### Task prompt
Pick out every line with the word "this" and copy it.

### Record set
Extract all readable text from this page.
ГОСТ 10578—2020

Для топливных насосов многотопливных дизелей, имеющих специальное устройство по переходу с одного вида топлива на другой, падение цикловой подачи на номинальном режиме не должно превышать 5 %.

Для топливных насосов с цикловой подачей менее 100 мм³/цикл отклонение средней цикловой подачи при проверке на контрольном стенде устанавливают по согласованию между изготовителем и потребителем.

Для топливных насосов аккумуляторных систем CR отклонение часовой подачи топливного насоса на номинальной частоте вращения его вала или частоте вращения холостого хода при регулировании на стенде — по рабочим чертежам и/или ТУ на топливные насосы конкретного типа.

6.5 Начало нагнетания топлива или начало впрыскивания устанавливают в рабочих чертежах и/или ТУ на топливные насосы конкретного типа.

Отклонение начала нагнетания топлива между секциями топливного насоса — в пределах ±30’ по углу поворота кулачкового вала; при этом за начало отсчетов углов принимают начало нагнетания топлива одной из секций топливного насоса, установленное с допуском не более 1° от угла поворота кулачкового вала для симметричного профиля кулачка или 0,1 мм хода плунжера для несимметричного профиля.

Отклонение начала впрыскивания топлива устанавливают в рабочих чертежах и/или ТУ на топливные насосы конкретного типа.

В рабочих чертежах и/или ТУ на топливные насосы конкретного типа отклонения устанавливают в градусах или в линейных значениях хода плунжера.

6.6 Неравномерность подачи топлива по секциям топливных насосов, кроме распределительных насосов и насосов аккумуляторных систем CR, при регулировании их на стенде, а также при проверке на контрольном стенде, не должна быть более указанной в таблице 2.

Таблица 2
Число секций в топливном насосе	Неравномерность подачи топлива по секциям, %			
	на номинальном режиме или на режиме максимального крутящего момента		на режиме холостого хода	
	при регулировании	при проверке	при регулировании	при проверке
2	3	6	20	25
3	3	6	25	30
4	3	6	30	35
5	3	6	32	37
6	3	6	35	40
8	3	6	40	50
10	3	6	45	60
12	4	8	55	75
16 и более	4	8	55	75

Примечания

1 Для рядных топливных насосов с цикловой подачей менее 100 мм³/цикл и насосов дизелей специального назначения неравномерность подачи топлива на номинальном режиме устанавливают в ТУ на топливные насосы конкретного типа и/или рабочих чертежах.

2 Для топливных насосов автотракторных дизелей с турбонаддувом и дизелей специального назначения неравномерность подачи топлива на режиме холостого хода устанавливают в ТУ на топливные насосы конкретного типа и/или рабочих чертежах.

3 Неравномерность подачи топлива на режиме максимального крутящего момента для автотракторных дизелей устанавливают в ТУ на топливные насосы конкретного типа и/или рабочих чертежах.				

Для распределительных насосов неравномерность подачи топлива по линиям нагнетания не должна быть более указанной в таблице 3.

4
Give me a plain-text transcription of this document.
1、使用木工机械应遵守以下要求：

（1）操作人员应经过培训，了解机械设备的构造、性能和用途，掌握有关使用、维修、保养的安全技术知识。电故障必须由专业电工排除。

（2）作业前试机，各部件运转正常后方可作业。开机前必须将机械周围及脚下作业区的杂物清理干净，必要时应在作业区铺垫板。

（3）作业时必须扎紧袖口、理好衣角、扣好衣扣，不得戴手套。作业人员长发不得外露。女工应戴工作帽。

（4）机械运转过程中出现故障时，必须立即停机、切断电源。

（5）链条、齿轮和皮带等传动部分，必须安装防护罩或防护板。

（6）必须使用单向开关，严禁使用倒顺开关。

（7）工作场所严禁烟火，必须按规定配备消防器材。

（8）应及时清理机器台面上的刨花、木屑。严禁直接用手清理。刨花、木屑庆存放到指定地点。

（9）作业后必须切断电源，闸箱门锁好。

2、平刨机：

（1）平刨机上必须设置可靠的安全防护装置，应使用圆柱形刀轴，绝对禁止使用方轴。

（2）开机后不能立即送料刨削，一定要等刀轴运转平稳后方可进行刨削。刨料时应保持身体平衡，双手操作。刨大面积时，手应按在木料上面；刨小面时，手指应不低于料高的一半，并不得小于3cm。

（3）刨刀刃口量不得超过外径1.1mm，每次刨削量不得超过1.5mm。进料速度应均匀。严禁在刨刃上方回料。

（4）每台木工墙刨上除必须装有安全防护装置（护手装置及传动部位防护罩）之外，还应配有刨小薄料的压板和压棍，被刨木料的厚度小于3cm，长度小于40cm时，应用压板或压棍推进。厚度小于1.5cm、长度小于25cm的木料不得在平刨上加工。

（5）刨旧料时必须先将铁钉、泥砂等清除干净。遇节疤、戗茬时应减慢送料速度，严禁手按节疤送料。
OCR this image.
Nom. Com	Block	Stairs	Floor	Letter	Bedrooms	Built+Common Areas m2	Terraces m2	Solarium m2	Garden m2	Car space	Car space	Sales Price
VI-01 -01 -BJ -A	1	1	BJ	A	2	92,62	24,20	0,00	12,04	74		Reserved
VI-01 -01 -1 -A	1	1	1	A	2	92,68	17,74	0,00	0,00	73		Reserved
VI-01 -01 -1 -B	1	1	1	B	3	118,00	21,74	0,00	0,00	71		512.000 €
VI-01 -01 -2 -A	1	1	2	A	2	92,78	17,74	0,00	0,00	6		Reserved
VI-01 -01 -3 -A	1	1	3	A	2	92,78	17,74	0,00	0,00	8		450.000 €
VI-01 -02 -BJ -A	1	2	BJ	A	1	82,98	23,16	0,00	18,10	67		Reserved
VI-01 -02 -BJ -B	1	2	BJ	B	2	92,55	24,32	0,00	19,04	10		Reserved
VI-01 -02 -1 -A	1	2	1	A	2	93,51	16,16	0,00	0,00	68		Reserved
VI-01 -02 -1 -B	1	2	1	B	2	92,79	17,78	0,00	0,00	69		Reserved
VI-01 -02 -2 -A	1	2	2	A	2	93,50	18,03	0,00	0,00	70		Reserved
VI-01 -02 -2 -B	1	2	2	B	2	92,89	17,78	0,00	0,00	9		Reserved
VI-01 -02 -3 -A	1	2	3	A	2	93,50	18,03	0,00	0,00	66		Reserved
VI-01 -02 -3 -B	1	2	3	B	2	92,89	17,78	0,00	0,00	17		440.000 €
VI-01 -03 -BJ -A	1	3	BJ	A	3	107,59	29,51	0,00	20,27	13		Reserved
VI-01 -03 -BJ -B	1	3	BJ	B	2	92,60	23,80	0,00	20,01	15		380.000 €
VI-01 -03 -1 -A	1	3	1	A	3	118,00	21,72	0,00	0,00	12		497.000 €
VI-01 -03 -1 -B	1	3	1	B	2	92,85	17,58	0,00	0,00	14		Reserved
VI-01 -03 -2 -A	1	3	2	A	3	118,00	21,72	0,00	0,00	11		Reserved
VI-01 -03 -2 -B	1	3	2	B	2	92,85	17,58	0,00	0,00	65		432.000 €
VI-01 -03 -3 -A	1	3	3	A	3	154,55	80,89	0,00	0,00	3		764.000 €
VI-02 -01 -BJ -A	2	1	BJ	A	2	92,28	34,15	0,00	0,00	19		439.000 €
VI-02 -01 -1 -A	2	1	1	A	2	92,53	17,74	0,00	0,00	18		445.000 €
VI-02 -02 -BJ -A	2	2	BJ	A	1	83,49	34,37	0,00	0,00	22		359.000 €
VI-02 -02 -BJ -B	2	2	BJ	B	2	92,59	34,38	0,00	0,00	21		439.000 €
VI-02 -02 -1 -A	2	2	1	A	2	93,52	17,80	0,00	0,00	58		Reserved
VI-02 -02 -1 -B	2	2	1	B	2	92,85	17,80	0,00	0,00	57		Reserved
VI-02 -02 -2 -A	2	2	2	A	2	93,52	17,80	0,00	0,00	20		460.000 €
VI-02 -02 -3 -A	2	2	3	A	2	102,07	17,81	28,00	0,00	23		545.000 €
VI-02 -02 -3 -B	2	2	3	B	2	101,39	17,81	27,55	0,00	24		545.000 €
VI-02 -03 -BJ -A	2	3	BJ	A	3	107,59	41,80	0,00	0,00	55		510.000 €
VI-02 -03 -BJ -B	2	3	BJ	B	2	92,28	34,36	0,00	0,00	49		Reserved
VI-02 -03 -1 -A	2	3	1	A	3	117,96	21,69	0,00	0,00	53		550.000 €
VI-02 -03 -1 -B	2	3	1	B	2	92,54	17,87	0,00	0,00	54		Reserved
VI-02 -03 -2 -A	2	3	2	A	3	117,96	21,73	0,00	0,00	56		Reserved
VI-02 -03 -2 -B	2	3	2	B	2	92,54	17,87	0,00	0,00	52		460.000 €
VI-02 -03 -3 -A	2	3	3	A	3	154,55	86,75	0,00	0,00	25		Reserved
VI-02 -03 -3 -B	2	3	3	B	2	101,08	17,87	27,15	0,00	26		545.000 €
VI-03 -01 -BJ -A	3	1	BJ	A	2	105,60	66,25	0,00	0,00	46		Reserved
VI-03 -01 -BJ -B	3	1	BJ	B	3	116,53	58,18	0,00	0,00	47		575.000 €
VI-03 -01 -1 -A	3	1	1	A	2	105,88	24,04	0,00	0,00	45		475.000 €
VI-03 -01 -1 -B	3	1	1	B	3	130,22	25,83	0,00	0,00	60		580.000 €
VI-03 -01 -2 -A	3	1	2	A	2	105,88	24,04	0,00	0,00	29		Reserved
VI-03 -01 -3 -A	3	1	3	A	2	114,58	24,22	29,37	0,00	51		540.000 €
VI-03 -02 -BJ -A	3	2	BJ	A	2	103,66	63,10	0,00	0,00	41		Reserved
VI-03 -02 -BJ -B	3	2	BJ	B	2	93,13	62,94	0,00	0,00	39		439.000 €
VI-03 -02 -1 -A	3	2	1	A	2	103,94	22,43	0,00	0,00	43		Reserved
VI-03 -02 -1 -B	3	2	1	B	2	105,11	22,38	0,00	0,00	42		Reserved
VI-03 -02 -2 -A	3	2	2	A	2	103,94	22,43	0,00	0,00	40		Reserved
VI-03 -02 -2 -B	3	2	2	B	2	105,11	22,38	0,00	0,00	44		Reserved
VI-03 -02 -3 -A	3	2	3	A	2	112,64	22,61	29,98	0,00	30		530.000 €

### Exercise output
Extract all readable text from this page.
Give me a plain-text transcription of this document.
OCR this image.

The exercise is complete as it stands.